▶ **Job**
In the entries that follow, how many lines contain the word "name"? Answer with the number only.

▶ **Material**
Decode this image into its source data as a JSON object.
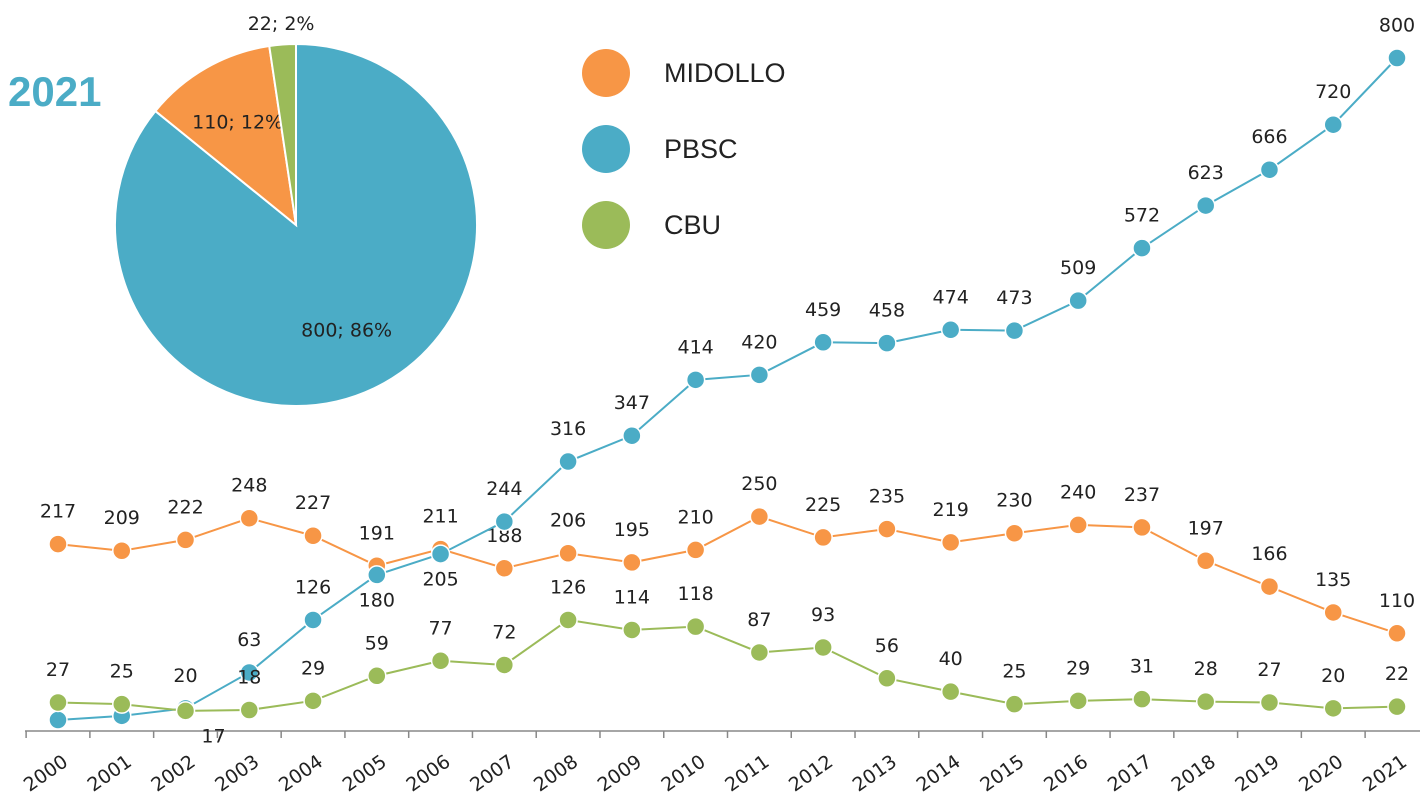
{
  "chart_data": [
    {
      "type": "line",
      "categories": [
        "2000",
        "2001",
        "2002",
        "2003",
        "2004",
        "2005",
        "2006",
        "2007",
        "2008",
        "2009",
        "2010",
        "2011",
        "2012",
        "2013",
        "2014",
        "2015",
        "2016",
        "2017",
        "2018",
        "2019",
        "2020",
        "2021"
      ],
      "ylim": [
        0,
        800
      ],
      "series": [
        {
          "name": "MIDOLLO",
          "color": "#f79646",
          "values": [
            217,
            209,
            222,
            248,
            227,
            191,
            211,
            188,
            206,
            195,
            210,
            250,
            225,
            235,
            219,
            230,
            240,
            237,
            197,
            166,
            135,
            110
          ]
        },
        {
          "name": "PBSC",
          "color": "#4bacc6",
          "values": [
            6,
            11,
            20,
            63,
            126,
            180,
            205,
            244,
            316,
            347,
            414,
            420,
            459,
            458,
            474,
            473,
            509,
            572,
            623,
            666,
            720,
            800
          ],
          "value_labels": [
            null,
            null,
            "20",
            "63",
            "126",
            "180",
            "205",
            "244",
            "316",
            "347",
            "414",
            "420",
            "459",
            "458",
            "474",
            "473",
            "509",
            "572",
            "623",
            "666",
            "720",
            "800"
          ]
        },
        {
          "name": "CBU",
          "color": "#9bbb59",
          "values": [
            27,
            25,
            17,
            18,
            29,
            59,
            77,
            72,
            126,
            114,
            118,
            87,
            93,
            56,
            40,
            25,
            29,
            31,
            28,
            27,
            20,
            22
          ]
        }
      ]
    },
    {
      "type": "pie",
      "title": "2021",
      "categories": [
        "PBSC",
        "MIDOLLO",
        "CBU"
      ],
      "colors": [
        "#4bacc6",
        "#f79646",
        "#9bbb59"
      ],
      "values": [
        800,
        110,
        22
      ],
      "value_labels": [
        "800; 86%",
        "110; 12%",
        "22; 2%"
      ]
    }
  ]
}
* * *
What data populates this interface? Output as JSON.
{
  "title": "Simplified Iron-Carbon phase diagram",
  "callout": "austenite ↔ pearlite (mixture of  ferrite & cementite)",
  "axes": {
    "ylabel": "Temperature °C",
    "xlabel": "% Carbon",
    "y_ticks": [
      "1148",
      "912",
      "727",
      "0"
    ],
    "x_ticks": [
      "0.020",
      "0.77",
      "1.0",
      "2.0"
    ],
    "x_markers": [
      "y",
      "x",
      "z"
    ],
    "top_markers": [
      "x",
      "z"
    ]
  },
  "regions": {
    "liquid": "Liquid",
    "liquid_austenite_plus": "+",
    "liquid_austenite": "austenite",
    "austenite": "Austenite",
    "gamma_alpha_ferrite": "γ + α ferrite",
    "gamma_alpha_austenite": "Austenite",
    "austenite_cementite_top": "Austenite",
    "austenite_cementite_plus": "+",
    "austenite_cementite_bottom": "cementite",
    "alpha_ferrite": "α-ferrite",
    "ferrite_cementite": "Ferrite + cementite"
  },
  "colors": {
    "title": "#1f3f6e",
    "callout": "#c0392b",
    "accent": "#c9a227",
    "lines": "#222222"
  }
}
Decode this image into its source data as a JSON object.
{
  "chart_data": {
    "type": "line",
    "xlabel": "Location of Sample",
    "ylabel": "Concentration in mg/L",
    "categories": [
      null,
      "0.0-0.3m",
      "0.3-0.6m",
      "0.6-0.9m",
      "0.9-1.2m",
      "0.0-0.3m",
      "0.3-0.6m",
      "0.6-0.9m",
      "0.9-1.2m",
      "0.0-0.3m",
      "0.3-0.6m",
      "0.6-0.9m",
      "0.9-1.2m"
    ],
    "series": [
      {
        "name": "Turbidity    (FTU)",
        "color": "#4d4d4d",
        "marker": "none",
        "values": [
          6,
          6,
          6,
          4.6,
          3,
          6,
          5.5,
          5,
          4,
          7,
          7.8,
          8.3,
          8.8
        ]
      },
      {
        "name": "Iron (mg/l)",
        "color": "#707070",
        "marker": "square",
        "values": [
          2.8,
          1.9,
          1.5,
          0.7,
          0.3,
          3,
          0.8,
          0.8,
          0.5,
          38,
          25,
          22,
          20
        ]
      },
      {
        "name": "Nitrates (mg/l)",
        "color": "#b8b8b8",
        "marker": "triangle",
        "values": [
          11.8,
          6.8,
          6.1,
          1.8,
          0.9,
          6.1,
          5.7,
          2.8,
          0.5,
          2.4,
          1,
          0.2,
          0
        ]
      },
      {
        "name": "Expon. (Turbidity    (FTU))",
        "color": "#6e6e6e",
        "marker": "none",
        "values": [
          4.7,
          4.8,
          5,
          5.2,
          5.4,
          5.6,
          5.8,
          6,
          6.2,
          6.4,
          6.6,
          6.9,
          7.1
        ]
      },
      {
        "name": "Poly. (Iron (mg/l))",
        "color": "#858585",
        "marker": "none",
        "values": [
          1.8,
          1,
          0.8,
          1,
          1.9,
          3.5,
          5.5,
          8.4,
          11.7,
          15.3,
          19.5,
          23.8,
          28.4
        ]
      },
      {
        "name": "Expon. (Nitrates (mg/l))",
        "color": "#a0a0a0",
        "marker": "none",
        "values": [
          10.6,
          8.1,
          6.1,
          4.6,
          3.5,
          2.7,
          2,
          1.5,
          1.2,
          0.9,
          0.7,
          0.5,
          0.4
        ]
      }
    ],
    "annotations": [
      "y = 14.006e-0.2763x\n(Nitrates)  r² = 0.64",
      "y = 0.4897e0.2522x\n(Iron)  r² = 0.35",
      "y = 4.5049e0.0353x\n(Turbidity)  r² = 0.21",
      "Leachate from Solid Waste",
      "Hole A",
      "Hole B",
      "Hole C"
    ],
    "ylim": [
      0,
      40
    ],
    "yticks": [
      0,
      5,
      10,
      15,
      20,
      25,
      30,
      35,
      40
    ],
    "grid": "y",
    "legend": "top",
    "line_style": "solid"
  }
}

▶ **Result**
9